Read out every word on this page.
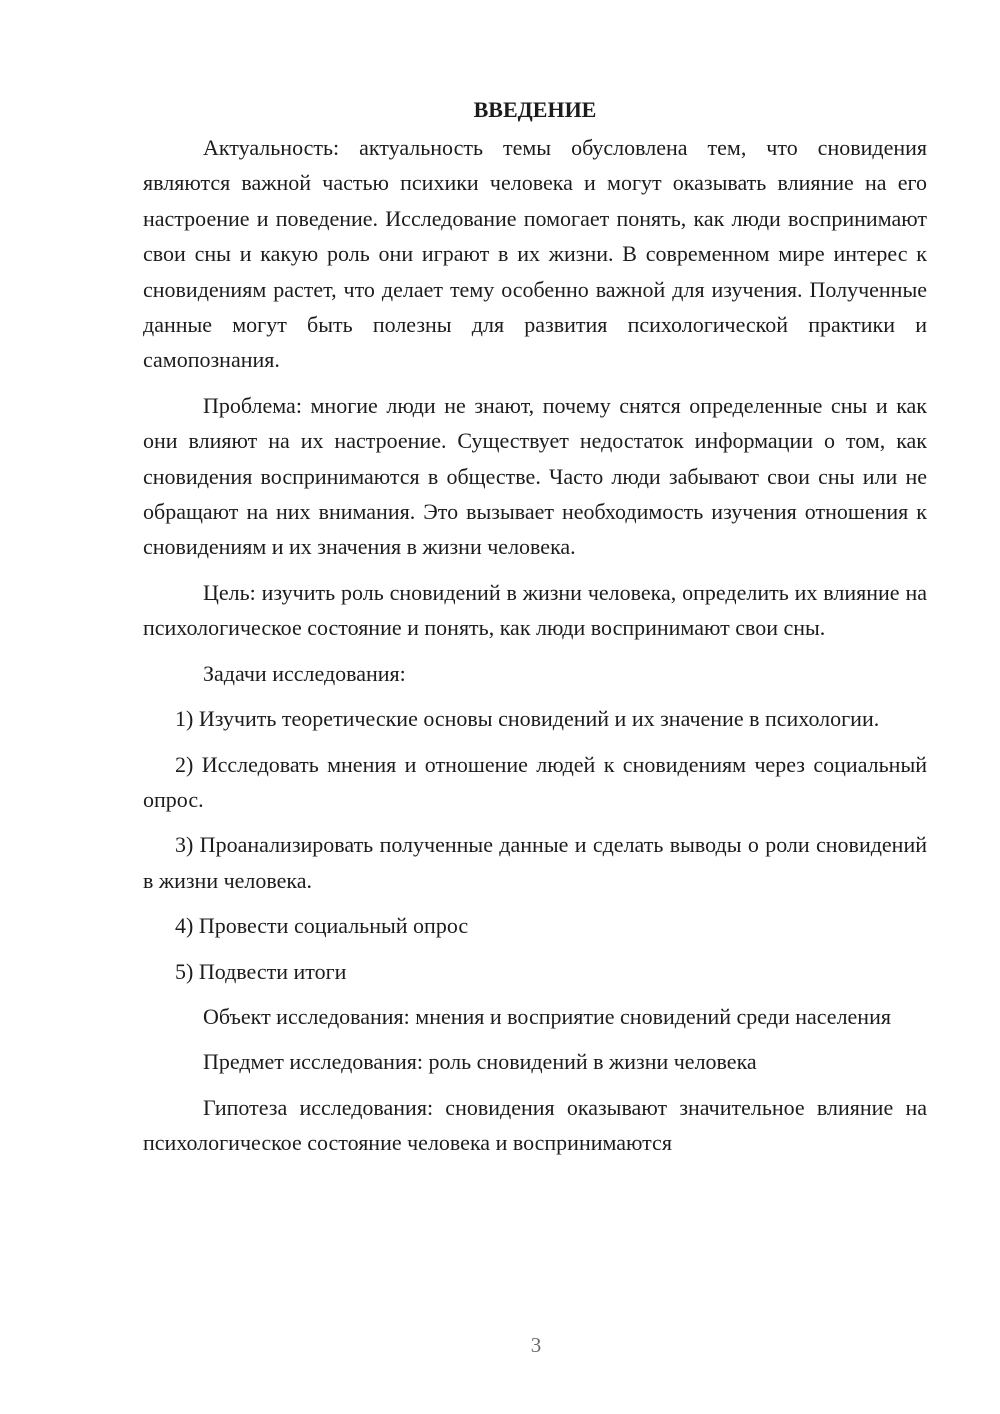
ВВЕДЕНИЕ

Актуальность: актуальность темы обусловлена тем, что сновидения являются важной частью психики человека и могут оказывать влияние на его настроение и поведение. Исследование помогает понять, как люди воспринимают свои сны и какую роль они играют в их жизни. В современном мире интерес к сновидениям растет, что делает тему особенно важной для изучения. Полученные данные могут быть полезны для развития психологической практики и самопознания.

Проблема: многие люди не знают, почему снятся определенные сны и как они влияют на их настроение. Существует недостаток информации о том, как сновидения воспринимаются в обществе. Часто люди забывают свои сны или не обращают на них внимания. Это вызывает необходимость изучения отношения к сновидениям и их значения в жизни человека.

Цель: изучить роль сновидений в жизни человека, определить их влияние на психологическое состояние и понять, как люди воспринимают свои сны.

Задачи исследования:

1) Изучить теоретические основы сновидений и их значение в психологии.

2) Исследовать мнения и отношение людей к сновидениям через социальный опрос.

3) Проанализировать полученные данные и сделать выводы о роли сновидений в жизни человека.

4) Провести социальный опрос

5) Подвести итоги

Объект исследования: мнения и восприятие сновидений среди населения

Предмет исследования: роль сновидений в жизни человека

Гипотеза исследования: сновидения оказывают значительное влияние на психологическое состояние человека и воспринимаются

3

= = = = = = =

→ **WHAT THE TASK REQUIRES**: Keep only those lines of the records that hold "мнения", and return them.

→ **RESULT OF THE TASK**:
2) Исследовать мнения и отношение людей к сновидениям через социальный опрос.
Объект исследования: мнения и восприятие сновидений среди населения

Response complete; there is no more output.